> **AUFGABE 1**:
Wie viel Geld bekommt laut Textauszug eine Alleinerziehende mit zwei Kindern von 12 und 14 Jahren nach den neuen Regelsätzen monatlich weniger als heute?
> **AUFGABE 2**:
Gib aus dem Textauszug die Passage von „es wird eingespart.“ bis einschließlich „in den Startlöchern.“ wortgetreu aus.

> **TEXTAUSZUG**:
________

„Betrug“ an 60.000 BremerInnen

■ DPWV empfiehlt Klagen gegen neue Sozialhilfe-Regelsätze / Nach der Reform 68 Mark weniger

Sie haben die unschöne Wahl zwischen Margarine oder Marmelade, sie knipsen am Monatsende den Kühlschrank aus, weil er sowieso leer ist und nur Strom kostet, sie kennen sich bestens aus in den Beständen von Gebraucht -Kleiderkammern und Gebraucht-Möbelzentralen: die rund 60.000 Bremer Sozialhilfe-EmpfängerInnen, immerhin rund 10 % der Bevölkerung. Und wenn ab 1. Juli

90 bundesweit die ehemals vielerwartete Neuberechnung der Sozialhilfe-Regelsätze in Kraft tritt, werden sie wieder draufzahlen und unter dem Strich noch weniger auf dem Konto und in der Tasche haben als jetzt.

„Wir haben große Hoffnungen in diese Neuberechnung der Sozialhilfe gesetzt, die den 'Warenkorb‘ ablösen soll, jetzt kommt eine kostenneutrale Lösung, und

es wird eingespart. Wir nennen das Betrug“, erklärte gestern vor JournalistInnen Albrecht Lampe, Geschäftsführer des Paritätischen Wohlfahrtsverbandes (DPWV) in Bremen, „der politische und moralische Spielraum ist ausgereizt und ausgeleiert. Es bleibt der juristische Weg.“ Ein Beispiel: Nach den neuen Regelsätzen wird eine Alleinerziehende mit zwei Kindern von 12 und 14 Jahren monatlich 68,40 Mark weniger bekommen als heute. „Wir rufen jetzt dazu auf, juristische Schritte einzulegen und geben dabei jede Unterstützung“, kündigte DPWV-Referentin Ilona Markossa an. Muster-Widersprüche und Klagen werden gerade für die Betroffenen formuliert. Schon 50 Bremer SozialhilfeempfängerInnen stehen klagebereit in den Startlöchern.

________

> **ROHDATEN**:
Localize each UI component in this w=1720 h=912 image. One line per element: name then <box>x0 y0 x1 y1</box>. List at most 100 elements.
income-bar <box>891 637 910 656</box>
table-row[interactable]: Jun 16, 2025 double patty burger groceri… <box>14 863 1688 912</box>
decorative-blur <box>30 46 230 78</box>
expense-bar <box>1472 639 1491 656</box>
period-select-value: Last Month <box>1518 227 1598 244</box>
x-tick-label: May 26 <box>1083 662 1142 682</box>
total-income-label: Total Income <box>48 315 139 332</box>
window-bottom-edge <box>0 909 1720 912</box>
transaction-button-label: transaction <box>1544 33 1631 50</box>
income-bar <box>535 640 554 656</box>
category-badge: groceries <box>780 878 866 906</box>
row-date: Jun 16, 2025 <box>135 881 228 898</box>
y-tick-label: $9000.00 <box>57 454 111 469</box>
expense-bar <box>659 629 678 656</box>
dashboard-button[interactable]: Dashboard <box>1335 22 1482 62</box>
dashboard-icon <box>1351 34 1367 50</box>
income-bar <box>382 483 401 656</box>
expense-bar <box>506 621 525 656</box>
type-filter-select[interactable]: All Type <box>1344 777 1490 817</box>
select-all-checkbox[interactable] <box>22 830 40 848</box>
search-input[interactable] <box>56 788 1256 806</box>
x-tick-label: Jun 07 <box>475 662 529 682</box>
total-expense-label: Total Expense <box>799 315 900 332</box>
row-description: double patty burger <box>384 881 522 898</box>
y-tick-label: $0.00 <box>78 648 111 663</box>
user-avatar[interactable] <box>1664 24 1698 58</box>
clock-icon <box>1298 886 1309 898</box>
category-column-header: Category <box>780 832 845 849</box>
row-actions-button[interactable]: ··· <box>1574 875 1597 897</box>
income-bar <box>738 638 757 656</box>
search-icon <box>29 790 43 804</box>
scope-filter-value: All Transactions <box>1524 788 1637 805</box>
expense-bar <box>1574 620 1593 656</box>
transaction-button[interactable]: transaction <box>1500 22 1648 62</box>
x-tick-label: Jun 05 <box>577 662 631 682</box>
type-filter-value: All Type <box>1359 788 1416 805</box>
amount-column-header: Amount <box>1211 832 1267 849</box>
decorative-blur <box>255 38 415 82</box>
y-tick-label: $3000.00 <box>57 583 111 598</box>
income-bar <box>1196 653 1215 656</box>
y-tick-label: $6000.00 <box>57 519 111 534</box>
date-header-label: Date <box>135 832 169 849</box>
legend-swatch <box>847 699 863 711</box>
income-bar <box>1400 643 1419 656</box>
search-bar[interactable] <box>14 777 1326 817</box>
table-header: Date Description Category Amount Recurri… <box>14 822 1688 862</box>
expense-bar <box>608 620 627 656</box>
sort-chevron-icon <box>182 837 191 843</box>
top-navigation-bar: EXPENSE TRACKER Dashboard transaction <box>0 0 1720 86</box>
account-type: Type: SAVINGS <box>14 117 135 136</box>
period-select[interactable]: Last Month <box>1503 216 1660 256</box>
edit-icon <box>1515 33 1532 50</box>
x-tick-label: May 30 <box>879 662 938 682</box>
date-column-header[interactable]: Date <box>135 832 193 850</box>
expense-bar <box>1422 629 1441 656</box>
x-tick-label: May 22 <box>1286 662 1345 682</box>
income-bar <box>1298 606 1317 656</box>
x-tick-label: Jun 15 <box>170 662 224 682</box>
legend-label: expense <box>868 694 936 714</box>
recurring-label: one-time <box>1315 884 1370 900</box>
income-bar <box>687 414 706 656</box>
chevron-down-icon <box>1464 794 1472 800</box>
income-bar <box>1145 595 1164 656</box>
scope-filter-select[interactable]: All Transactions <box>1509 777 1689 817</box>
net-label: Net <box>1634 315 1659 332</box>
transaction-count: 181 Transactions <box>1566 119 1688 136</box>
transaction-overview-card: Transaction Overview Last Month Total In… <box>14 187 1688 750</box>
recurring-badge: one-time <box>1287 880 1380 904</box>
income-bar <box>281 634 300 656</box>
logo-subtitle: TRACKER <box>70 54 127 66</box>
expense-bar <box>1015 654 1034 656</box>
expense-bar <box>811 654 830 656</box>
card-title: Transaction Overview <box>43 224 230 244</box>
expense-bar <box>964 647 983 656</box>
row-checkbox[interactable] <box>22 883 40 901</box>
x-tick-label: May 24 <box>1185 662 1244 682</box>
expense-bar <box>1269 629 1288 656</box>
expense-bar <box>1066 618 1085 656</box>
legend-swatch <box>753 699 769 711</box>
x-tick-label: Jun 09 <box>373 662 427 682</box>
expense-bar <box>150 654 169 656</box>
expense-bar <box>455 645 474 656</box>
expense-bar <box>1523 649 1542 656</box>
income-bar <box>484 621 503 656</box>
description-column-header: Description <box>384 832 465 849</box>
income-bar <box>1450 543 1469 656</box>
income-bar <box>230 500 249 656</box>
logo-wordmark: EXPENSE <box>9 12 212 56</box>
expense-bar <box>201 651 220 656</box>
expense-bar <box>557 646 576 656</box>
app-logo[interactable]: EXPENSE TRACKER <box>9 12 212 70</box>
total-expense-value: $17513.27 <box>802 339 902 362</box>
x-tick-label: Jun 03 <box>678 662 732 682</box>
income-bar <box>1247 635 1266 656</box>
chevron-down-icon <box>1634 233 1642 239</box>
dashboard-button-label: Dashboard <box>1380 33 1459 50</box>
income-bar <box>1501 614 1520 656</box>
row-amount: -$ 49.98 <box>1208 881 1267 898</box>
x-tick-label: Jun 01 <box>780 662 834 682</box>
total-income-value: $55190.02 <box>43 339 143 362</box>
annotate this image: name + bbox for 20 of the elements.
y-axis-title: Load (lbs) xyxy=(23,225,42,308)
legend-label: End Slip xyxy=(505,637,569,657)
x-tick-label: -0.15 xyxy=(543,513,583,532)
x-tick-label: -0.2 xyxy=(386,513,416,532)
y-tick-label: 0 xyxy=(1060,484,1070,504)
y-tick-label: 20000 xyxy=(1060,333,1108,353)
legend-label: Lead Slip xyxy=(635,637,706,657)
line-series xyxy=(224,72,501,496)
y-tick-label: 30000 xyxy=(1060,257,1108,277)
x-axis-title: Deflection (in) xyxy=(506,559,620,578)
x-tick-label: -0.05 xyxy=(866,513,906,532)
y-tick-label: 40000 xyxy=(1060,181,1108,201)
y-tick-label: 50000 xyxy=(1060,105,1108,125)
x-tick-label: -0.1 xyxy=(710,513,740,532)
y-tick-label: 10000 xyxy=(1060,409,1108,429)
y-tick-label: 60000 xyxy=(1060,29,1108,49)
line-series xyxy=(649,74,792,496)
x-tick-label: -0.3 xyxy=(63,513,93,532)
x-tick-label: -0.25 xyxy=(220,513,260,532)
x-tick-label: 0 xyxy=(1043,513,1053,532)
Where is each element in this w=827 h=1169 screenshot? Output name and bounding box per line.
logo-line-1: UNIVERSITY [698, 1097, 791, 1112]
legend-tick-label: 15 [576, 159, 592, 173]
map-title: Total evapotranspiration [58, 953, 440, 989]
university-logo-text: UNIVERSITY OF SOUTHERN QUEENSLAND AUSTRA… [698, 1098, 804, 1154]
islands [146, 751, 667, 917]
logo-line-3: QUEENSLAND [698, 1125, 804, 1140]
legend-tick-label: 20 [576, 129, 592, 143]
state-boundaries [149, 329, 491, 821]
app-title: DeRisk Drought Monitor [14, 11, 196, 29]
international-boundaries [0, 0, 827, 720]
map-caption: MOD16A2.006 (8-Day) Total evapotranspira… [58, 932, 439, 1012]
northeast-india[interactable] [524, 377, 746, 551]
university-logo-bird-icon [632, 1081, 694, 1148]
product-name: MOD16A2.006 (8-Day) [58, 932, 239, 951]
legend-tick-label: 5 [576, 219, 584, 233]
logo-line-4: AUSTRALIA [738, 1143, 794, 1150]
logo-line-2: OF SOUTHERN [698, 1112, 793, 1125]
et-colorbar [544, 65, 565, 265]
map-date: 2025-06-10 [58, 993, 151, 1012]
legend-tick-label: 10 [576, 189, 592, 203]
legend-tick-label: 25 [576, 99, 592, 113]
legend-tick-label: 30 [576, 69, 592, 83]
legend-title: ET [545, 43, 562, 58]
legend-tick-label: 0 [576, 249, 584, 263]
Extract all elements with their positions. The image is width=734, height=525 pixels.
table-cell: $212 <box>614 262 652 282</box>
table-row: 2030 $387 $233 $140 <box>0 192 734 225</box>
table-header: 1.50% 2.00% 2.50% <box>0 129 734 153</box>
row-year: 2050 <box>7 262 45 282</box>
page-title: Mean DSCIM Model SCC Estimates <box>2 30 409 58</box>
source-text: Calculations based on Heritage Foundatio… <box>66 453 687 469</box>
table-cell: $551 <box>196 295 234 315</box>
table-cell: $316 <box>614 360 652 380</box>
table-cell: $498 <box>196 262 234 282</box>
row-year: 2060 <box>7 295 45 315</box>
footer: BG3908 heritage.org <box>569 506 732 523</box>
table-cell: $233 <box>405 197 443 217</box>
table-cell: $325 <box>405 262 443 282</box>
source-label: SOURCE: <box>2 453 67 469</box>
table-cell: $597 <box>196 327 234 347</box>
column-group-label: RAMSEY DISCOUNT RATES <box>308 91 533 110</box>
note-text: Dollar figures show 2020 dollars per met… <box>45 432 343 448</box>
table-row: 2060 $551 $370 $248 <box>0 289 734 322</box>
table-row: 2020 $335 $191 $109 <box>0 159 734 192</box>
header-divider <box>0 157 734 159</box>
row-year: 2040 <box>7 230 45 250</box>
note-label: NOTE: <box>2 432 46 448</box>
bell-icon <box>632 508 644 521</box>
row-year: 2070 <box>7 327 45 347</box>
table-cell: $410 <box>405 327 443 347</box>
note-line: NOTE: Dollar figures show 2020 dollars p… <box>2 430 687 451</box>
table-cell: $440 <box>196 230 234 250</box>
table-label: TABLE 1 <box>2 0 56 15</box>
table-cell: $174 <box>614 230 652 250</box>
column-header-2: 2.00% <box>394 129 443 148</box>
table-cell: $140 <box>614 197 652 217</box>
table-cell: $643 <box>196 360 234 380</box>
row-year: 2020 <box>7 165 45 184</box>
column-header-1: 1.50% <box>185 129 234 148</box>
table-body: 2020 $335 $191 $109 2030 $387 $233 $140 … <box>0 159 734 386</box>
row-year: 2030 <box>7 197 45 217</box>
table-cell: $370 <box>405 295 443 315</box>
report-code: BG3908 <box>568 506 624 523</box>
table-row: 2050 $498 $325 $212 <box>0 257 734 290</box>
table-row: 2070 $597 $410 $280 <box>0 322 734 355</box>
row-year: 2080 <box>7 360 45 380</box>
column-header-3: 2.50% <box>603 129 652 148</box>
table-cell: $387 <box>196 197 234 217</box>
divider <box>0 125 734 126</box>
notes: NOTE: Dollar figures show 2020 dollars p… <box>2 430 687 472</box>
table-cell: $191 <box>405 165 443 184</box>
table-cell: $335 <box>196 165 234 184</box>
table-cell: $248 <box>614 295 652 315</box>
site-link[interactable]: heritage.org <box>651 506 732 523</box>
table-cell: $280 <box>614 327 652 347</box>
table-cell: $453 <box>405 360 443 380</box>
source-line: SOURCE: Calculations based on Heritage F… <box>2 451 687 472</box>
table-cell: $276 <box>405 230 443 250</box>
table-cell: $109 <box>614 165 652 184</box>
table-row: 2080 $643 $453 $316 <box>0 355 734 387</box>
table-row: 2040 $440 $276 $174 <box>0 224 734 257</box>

________

> **SCHRIFTLICHE ANTWORT 1**:
68,40 Mark weniger als heute.

> **SCHRIFTLICHE ANTWORT 2**:
es wird eingespart. Wir nennen das Betrug“, erklärte gestern vor JournalistInnen Albrecht Lampe, Geschäftsführer des Paritätischen Wohlfahrtsverbandes (DPWV) in Bremen, „der politische und moralische Spielraum ist ausgereizt und ausgeleiert. Es bleibt der juristische Weg.“ Ein Beispiel: Nach den neuen Regelsätzen wird eine Alleinerziehende mit zwei Kindern von 12 und 14 Jahren monatlich 68,40 Mark weniger bekommen als heute. „Wir rufen jetzt dazu auf, juristische Schritte einzulegen und geben dabei jede Unterstützung“, kündigte DPWV-Referentin Ilona Markossa an. Muster-Widersprüche und Klagen werden gerade für die Betroffenen formuliert. Schon 50 Bremer SozialhilfeempfängerInnen stehen klagebereit in den Startlöchern.